▶ [Prompt]
The entries below contain pictures. Retype everything except those pictures, exactly as given.

▶ [Stored data]
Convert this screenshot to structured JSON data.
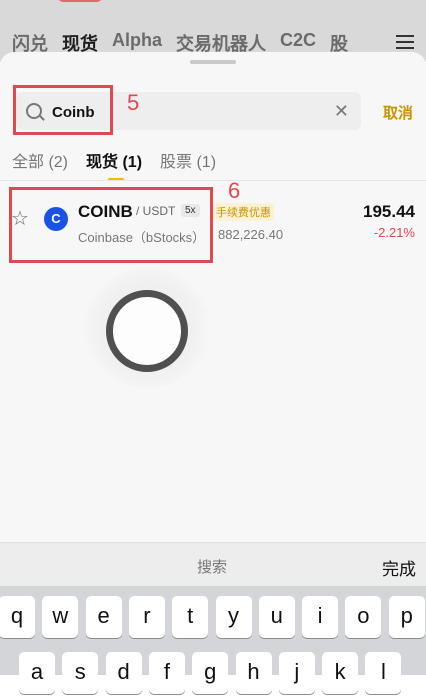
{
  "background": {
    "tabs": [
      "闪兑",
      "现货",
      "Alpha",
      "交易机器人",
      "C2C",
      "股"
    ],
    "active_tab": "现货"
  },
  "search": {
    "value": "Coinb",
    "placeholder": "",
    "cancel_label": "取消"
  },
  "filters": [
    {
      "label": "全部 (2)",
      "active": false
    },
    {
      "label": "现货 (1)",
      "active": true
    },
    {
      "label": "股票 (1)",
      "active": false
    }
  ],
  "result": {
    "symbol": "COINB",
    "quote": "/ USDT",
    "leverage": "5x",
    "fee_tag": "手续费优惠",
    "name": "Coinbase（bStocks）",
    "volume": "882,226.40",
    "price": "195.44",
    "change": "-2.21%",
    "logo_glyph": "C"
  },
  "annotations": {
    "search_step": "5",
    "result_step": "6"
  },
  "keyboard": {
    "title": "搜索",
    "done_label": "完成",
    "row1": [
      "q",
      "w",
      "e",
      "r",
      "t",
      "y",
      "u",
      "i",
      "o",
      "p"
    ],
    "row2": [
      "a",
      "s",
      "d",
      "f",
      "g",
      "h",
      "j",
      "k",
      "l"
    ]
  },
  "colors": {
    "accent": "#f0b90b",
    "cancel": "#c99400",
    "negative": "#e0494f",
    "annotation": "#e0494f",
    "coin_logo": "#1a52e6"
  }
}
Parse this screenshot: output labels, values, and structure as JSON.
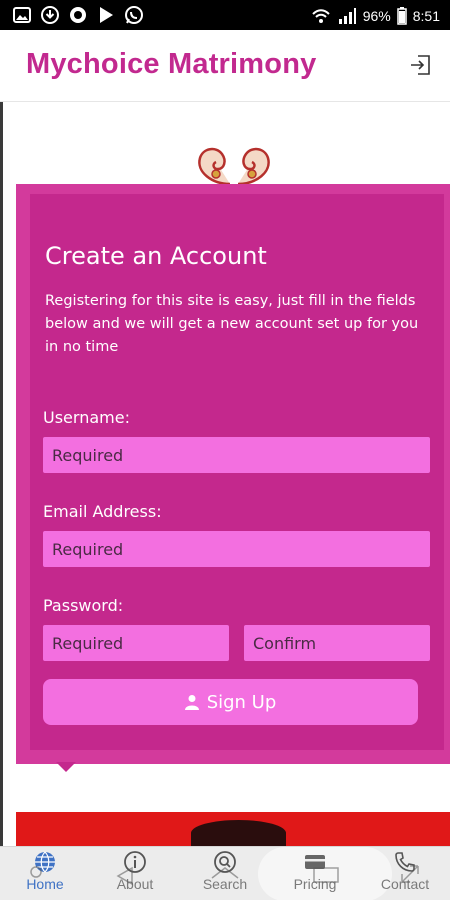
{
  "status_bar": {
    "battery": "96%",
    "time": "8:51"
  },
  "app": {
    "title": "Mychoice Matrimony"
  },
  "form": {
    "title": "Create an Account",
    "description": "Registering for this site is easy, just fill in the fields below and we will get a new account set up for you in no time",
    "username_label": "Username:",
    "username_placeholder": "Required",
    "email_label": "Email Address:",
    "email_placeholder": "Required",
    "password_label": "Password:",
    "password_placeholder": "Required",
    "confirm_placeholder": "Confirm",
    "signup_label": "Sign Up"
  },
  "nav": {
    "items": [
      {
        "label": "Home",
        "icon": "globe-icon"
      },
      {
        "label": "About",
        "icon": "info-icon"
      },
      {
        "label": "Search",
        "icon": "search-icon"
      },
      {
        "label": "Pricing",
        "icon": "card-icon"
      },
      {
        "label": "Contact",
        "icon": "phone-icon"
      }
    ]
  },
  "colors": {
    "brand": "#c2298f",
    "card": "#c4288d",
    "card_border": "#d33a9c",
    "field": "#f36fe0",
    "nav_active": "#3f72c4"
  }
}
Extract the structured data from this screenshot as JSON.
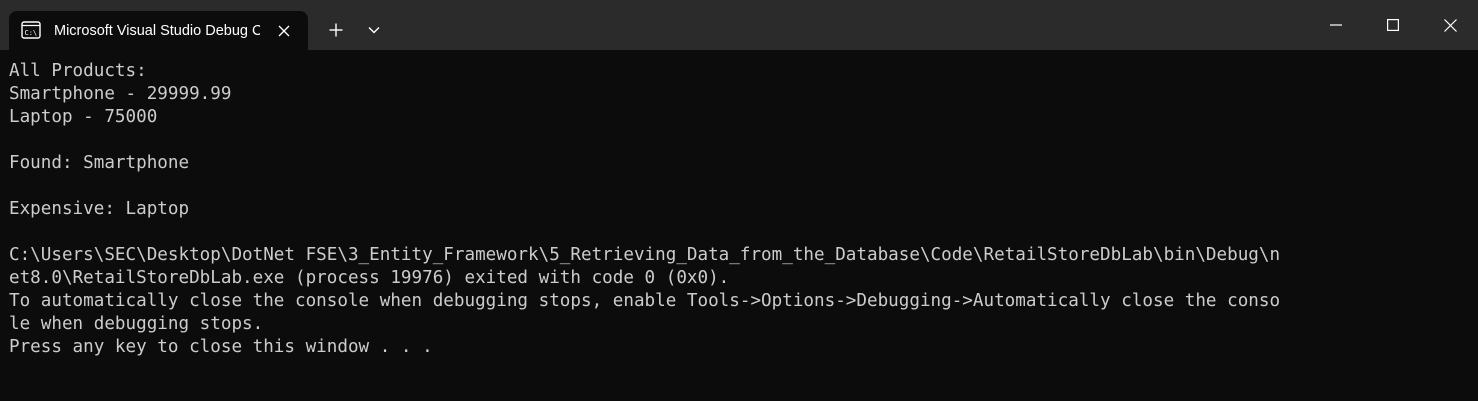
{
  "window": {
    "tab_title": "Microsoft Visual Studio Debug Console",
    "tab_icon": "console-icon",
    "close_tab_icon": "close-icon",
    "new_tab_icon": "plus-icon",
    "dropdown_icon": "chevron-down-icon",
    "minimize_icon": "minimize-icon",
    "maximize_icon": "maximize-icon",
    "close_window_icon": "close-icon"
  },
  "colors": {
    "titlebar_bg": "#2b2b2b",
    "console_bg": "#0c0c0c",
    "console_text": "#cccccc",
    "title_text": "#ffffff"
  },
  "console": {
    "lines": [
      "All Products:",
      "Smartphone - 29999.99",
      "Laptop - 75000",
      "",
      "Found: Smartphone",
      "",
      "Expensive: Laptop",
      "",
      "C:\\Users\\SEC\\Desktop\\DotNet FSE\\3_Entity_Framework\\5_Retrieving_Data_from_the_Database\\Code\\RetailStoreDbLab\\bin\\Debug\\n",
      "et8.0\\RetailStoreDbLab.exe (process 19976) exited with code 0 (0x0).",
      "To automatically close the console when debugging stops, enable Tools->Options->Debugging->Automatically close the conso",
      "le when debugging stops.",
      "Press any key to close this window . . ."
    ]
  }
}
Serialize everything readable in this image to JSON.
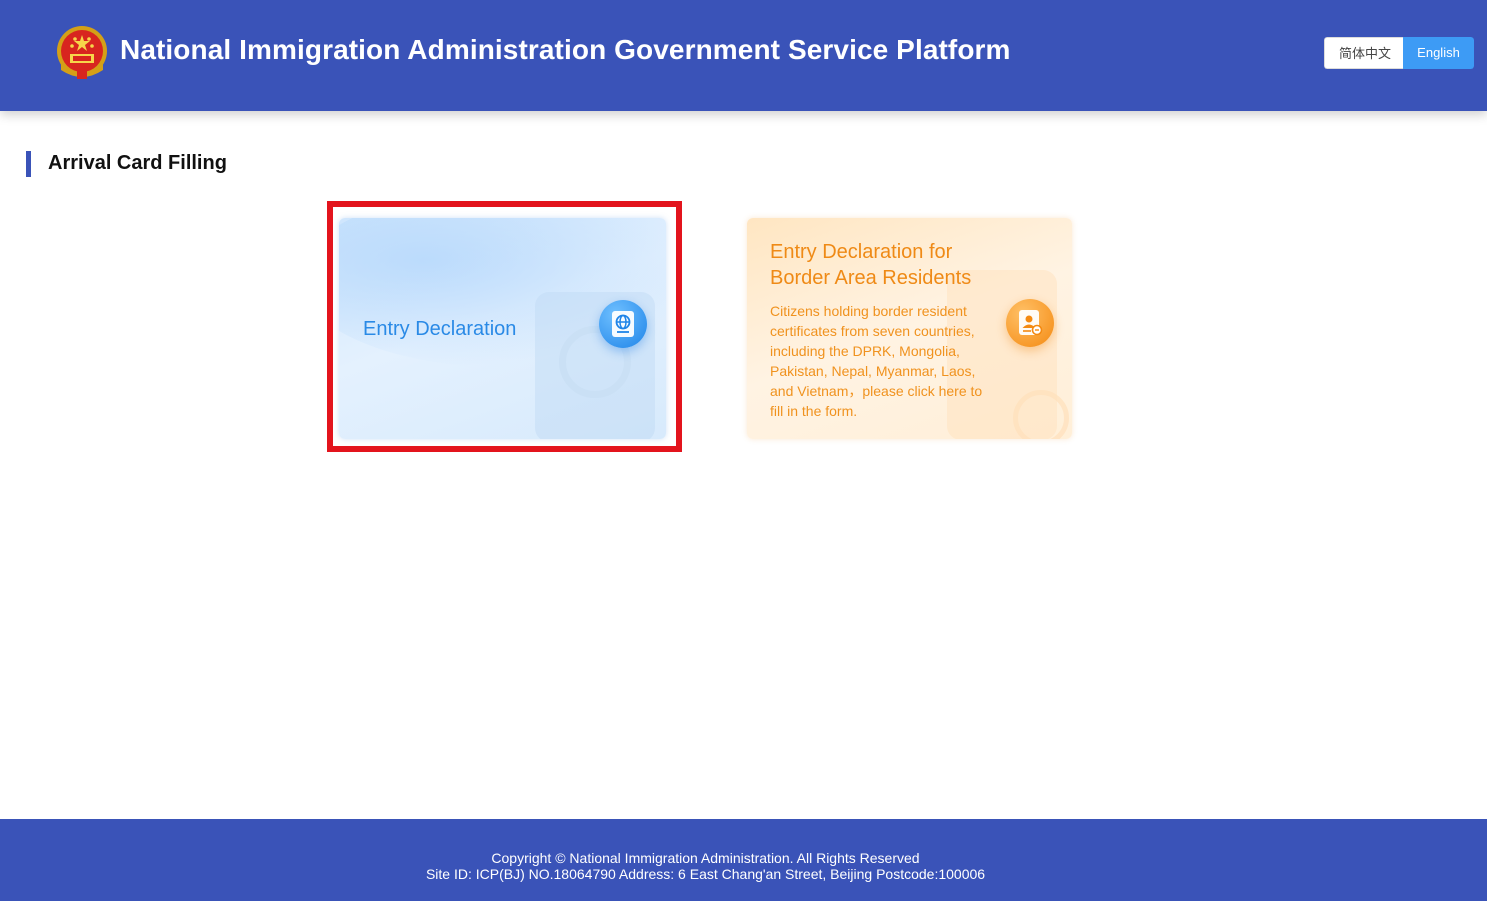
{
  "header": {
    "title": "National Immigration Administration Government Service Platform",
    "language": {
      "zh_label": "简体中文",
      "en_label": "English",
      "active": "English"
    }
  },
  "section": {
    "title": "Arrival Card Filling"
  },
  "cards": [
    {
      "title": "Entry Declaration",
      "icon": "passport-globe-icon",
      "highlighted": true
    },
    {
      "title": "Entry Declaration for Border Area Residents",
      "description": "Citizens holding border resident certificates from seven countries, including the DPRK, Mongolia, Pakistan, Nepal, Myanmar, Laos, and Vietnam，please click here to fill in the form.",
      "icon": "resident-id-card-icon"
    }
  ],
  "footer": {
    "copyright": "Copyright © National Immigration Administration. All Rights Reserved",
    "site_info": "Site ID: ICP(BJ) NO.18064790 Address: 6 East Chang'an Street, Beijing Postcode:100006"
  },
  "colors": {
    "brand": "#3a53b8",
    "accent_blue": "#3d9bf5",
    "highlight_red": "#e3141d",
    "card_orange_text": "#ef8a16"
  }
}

▶ [Task response]
Convert this screenshot to structured JSON data.
{
  "background": {
    "tabs": [
      "闪兑",
      "现货",
      "Alpha",
      "交易机器人",
      "C2C",
      "股"
    ],
    "active_tab": "现货"
  },
  "search": {
    "value": "Coinb",
    "placeholder": "",
    "cancel_label": "取消"
  },
  "filters": [
    {
      "label": "全部 (2)",
      "active": false
    },
    {
      "label": "现货 (1)",
      "active": true
    },
    {
      "label": "股票 (1)",
      "active": false
    }
  ],
  "result": {
    "symbol": "COINB",
    "quote": "/ USDT",
    "leverage": "5x",
    "fee_tag": "手续费优惠",
    "name": "Coinbase（bStocks）",
    "volume": "882,226.40",
    "price": "195.44",
    "change": "-2.21%",
    "logo_glyph": "C"
  },
  "annotations": {
    "search_step": "5",
    "result_step": "6"
  },
  "keyboard": {
    "title": "搜索",
    "done_label": "完成",
    "row1": [
      "q",
      "w",
      "e",
      "r",
      "t",
      "y",
      "u",
      "i",
      "o",
      "p"
    ],
    "row2": [
      "a",
      "s",
      "d",
      "f",
      "g",
      "h",
      "j",
      "k",
      "l"
    ]
  },
  "colors": {
    "accent": "#f0b90b",
    "cancel": "#c99400",
    "negative": "#e0494f",
    "annotation": "#e0494f",
    "coin_logo": "#1a52e6"
  }
}
Parse this screenshot: output labels, values, and structure as JSON.
{
  "status_bar": {
    "battery": "96%",
    "time": "8:51"
  },
  "app": {
    "title": "Mychoice Matrimony"
  },
  "form": {
    "title": "Create an Account",
    "description": "Registering for this site is easy, just fill in the fields below and we will get a new account set up for you in no time",
    "username_label": "Username:",
    "username_placeholder": "Required",
    "email_label": "Email Address:",
    "email_placeholder": "Required",
    "password_label": "Password:",
    "password_placeholder": "Required",
    "confirm_placeholder": "Confirm",
    "signup_label": "Sign Up"
  },
  "nav": {
    "items": [
      {
        "label": "Home",
        "icon": "globe-icon"
      },
      {
        "label": "About",
        "icon": "info-icon"
      },
      {
        "label": "Search",
        "icon": "search-icon"
      },
      {
        "label": "Pricing",
        "icon": "card-icon"
      },
      {
        "label": "Contact",
        "icon": "phone-icon"
      }
    ]
  },
  "colors": {
    "brand": "#c2298f",
    "card": "#c4288d",
    "card_border": "#d33a9c",
    "field": "#f36fe0",
    "nav_active": "#3f72c4"
  }
}
Extract the structured data from this screenshot as JSON.
{
  "window": {
    "tab_title": "Microsoft Visual Studio Debug Console",
    "tab_icon": "console-icon",
    "close_tab_icon": "close-icon",
    "new_tab_icon": "plus-icon",
    "dropdown_icon": "chevron-down-icon",
    "minimize_icon": "minimize-icon",
    "maximize_icon": "maximize-icon",
    "close_window_icon": "close-icon"
  },
  "colors": {
    "titlebar_bg": "#2b2b2b",
    "console_bg": "#0c0c0c",
    "console_text": "#cccccc",
    "title_text": "#ffffff"
  },
  "console": {
    "lines": [
      "All Products:",
      "Smartphone - 29999.99",
      "Laptop - 75000",
      "",
      "Found: Smartphone",
      "",
      "Expensive: Laptop",
      "",
      "C:\\Users\\SEC\\Desktop\\DotNet FSE\\3_Entity_Framework\\5_Retrieving_Data_from_the_Database\\Code\\RetailStoreDbLab\\bin\\Debug\\n",
      "et8.0\\RetailStoreDbLab.exe (process 19976) exited with code 0 (0x0).",
      "To automatically close the console when debugging stops, enable Tools->Options->Debugging->Automatically close the conso",
      "le when debugging stops.",
      "Press any key to close this window . . ."
    ]
  }
}
Serialize everything readable in this image to JSON.
{
  "header": {
    "title": "National Immigration Administration Government Service Platform",
    "language": {
      "zh_label": "简体中文",
      "en_label": "English",
      "active": "English"
    }
  },
  "section": {
    "title": "Arrival Card Filling"
  },
  "cards": [
    {
      "title": "Entry Declaration",
      "icon": "passport-globe-icon",
      "highlighted": true
    },
    {
      "title": "Entry Declaration for Border Area Residents",
      "description": "Citizens holding border resident certificates from seven countries, including the DPRK, Mongolia, Pakistan, Nepal, Myanmar, Laos, and Vietnam，please click here to fill in the form.",
      "icon": "resident-id-card-icon"
    }
  ],
  "footer": {
    "copyright": "Copyright © National Immigration Administration. All Rights Reserved",
    "site_info": "Site ID: ICP(BJ) NO.18064790 Address: 6 East Chang'an Street, Beijing Postcode:100006"
  },
  "colors": {
    "brand": "#3a53b8",
    "accent_blue": "#3d9bf5",
    "highlight_red": "#e3141d",
    "card_orange_text": "#ef8a16"
  }
}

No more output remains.